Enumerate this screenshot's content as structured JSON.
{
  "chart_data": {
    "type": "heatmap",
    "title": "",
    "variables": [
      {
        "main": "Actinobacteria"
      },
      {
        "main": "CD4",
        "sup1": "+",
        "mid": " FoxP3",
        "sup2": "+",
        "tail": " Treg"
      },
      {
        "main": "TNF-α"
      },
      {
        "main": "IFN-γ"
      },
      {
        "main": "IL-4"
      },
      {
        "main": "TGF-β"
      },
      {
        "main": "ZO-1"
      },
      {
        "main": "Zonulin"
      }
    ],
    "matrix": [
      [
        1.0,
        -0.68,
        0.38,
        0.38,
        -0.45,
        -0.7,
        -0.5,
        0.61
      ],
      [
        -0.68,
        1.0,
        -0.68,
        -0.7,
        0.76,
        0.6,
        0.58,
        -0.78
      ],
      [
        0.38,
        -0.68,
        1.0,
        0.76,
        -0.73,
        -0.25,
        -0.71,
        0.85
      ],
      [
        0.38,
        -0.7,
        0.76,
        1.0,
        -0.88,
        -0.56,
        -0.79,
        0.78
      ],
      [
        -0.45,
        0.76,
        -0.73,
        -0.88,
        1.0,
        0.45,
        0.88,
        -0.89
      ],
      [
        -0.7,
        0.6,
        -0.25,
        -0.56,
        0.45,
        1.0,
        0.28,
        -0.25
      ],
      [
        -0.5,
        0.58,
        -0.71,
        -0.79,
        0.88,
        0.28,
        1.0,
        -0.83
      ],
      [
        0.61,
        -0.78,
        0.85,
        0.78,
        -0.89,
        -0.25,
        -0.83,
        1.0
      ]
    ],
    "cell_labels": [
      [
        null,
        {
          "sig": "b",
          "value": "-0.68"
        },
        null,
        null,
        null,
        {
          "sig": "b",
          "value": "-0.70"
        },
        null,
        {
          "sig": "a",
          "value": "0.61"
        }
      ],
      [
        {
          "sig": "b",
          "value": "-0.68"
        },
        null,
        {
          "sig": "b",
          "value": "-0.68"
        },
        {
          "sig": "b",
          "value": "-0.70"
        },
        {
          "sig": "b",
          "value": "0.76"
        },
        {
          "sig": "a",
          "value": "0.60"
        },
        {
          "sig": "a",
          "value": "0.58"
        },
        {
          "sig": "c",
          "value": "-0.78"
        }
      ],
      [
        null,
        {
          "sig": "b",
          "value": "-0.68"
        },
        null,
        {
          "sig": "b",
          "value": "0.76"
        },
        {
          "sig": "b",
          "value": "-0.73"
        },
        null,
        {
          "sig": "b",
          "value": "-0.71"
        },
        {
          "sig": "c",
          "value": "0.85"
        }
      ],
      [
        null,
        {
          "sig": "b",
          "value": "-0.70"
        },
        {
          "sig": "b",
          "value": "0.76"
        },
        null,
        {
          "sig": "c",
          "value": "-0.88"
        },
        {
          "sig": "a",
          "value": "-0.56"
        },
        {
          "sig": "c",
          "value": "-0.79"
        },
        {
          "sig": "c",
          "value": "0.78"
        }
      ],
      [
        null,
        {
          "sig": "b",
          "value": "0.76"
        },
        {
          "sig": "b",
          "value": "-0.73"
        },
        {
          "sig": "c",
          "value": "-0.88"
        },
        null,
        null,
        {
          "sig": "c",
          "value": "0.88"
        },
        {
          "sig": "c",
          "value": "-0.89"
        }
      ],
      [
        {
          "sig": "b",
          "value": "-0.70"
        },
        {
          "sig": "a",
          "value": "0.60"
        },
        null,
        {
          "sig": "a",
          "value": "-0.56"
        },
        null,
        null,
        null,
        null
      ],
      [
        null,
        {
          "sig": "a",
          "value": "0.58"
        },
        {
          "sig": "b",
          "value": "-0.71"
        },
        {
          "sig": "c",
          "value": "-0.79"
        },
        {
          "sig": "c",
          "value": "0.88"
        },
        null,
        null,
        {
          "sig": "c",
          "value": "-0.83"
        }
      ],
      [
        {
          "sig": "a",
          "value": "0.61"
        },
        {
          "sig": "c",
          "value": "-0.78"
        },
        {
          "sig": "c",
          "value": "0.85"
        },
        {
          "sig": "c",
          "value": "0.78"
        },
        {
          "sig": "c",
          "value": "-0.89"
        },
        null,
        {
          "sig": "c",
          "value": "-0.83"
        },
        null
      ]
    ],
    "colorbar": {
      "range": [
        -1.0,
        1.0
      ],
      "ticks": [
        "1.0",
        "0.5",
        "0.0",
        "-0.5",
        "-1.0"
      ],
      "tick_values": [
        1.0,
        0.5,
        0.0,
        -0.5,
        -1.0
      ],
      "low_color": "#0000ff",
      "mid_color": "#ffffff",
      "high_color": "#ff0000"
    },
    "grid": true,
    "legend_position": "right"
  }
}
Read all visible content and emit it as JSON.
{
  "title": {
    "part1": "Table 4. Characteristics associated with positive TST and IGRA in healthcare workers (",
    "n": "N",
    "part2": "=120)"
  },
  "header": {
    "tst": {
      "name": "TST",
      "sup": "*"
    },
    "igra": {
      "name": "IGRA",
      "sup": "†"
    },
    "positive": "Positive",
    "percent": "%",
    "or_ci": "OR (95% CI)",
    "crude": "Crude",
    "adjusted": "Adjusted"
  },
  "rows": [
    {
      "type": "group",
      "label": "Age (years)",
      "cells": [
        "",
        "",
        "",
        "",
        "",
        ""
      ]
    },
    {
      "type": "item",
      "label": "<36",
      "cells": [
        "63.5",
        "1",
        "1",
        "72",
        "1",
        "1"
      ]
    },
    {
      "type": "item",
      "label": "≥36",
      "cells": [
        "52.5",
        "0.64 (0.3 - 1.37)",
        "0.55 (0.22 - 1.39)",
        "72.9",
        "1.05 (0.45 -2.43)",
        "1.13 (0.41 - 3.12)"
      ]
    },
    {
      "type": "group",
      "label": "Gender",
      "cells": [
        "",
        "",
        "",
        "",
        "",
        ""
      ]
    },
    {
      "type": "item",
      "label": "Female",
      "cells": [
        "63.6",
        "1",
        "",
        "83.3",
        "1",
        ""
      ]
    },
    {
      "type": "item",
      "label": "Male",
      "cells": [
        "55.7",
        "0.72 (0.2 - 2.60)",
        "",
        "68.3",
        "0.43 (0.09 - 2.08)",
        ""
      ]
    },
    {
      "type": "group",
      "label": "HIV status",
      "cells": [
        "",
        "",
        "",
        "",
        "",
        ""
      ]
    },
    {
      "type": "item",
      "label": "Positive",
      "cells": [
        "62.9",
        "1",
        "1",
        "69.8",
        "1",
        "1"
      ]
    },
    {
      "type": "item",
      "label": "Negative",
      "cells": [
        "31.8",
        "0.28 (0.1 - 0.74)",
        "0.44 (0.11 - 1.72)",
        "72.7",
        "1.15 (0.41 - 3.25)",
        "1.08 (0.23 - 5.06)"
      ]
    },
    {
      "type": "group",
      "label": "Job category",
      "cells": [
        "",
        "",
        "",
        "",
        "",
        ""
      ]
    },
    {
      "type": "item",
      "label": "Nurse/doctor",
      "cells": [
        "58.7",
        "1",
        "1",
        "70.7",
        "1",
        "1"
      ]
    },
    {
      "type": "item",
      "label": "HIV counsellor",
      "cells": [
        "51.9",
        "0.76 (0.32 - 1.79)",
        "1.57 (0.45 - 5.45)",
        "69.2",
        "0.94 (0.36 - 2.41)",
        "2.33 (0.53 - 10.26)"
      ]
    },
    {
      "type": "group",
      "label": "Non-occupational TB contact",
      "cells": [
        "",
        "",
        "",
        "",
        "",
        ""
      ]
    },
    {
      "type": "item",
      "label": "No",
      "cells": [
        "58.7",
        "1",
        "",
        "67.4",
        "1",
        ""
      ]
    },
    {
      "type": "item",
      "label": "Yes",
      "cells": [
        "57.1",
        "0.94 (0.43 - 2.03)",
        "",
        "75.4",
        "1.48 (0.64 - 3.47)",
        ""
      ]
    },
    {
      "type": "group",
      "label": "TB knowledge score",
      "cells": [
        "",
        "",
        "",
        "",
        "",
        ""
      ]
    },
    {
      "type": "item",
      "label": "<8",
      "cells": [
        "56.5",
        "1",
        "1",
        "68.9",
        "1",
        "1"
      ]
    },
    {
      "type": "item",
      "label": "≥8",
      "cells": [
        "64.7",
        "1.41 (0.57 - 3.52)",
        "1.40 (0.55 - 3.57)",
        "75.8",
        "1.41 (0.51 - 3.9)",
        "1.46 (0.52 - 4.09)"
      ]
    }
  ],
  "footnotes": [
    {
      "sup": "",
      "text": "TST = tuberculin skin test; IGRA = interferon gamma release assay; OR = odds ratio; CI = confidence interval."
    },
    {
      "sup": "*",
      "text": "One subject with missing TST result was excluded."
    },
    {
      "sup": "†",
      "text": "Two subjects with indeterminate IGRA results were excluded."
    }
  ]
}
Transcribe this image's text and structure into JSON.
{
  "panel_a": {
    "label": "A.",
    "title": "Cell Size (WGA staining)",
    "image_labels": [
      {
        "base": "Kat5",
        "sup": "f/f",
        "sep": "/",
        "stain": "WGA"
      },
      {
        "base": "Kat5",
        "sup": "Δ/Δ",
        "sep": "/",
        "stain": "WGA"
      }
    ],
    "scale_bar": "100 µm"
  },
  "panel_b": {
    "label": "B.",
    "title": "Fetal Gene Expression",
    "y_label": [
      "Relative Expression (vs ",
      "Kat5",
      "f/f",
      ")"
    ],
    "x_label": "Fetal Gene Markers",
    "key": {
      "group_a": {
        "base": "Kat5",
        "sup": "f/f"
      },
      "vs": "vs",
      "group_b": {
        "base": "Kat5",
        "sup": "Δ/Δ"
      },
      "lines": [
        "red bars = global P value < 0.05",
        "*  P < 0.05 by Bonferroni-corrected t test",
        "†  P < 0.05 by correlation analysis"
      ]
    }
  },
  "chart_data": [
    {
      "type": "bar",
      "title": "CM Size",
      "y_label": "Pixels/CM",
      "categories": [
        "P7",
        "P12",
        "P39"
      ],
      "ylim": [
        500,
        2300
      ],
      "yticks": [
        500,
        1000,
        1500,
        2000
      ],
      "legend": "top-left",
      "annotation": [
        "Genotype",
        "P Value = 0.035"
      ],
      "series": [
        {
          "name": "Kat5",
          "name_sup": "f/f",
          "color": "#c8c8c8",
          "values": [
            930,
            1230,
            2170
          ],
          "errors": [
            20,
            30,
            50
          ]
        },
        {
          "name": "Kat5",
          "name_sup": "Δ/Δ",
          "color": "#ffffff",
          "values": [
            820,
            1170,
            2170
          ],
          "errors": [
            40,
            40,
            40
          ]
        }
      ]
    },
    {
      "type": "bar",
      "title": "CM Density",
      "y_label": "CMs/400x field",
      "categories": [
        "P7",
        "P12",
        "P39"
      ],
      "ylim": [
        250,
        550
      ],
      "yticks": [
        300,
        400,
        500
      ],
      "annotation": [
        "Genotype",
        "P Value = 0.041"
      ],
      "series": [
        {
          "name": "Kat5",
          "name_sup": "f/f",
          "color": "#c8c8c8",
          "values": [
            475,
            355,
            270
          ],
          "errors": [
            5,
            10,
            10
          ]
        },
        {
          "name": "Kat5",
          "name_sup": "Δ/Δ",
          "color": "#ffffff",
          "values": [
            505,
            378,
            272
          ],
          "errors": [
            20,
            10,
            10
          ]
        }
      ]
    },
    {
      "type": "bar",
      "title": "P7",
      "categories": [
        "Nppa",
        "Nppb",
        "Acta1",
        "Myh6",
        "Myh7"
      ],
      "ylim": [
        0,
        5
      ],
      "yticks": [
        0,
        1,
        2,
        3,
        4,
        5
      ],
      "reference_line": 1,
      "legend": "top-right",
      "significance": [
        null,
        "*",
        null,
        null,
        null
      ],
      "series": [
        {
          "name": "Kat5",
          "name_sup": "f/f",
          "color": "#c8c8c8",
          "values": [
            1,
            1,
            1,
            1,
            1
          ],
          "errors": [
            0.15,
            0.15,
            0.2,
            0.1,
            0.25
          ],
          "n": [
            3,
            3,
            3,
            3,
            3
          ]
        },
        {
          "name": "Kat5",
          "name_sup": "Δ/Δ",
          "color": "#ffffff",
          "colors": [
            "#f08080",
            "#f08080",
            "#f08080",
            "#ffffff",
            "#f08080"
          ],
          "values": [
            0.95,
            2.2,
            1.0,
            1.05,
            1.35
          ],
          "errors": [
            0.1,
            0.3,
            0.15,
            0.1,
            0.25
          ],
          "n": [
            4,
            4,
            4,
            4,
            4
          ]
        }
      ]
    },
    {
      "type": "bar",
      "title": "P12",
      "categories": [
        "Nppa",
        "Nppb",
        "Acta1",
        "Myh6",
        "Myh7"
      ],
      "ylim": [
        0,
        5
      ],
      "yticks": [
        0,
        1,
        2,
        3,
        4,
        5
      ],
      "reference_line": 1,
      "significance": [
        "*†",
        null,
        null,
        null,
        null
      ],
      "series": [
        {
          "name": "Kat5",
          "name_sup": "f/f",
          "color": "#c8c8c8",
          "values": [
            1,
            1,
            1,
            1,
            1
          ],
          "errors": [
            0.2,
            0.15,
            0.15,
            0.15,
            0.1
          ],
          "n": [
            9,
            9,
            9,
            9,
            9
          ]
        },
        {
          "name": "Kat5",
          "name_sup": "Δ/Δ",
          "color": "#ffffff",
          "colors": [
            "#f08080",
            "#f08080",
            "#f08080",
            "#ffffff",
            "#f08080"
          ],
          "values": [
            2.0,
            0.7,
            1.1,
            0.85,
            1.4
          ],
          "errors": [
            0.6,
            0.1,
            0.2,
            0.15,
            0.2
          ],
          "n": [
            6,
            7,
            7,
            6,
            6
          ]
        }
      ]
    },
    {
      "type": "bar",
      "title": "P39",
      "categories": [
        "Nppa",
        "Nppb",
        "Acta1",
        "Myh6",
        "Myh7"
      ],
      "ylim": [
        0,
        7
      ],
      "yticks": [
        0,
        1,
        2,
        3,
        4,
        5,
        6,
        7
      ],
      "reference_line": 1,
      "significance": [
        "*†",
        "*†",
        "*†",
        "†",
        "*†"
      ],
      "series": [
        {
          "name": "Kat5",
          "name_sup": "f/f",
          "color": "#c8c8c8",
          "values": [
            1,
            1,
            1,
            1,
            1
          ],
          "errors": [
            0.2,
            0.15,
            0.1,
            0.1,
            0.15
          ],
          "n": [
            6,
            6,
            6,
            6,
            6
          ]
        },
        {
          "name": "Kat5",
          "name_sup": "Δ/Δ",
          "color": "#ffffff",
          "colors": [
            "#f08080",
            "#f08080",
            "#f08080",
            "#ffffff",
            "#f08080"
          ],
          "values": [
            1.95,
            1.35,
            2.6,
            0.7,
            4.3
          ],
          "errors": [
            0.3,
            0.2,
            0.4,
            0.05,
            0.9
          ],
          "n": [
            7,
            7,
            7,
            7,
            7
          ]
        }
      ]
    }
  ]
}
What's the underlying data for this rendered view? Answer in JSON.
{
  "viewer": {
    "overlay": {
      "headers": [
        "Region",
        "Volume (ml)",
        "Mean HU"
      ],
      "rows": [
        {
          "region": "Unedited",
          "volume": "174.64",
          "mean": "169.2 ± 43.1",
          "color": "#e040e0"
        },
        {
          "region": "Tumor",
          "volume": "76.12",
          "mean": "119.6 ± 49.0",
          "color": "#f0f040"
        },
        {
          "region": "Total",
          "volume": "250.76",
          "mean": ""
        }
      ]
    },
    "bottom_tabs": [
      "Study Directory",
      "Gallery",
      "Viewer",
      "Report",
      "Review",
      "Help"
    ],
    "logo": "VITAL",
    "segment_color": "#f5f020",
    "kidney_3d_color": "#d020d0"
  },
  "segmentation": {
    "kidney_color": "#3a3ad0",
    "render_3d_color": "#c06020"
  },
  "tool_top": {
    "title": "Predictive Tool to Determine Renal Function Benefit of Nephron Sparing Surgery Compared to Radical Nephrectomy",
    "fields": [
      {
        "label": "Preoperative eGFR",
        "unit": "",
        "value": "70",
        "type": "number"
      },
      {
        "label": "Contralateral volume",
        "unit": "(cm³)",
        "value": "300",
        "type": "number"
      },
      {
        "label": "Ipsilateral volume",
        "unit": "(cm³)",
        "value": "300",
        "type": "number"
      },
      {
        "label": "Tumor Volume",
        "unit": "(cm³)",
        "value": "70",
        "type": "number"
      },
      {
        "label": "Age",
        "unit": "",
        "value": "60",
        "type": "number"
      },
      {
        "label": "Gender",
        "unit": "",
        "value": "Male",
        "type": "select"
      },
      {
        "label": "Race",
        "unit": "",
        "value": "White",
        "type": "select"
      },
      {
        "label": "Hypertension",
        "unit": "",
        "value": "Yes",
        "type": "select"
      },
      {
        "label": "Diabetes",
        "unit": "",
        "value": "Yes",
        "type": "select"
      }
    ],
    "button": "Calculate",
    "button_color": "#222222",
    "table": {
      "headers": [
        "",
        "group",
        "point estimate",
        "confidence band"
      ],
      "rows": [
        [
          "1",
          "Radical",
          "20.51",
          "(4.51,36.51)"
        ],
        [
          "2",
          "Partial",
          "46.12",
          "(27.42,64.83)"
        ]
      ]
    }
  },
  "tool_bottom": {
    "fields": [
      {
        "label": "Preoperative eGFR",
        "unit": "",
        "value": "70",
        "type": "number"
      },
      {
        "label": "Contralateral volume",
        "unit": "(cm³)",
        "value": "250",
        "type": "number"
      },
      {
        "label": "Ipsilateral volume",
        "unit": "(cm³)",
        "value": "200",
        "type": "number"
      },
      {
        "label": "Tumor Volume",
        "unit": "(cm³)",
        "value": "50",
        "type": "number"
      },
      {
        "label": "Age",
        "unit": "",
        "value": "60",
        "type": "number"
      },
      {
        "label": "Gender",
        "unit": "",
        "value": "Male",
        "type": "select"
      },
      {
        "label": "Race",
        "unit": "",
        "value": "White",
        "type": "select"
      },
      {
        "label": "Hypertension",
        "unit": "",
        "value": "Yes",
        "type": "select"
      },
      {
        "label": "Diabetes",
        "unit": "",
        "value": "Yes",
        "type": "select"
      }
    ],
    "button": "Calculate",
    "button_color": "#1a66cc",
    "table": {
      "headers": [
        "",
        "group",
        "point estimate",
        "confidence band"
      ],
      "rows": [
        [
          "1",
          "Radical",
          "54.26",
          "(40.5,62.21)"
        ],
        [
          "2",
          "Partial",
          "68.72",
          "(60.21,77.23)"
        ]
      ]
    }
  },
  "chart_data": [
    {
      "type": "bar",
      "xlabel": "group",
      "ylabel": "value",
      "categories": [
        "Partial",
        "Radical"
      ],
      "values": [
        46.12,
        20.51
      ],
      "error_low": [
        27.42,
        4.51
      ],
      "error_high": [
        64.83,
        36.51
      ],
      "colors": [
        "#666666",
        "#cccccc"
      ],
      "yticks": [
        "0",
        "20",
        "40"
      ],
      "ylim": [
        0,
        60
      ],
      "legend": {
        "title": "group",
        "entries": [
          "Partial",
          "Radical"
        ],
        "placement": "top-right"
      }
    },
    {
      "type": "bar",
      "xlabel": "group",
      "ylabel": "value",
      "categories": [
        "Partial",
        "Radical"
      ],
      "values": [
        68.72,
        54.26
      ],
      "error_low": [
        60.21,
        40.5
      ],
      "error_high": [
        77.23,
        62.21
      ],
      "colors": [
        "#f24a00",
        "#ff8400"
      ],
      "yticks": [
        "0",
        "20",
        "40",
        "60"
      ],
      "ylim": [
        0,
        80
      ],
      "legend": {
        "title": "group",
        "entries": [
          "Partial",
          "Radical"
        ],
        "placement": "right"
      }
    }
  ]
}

===

## What is being asked:
From the listing above, how many lines contain the word "Size"? Give only the number.

## Exercise response:
2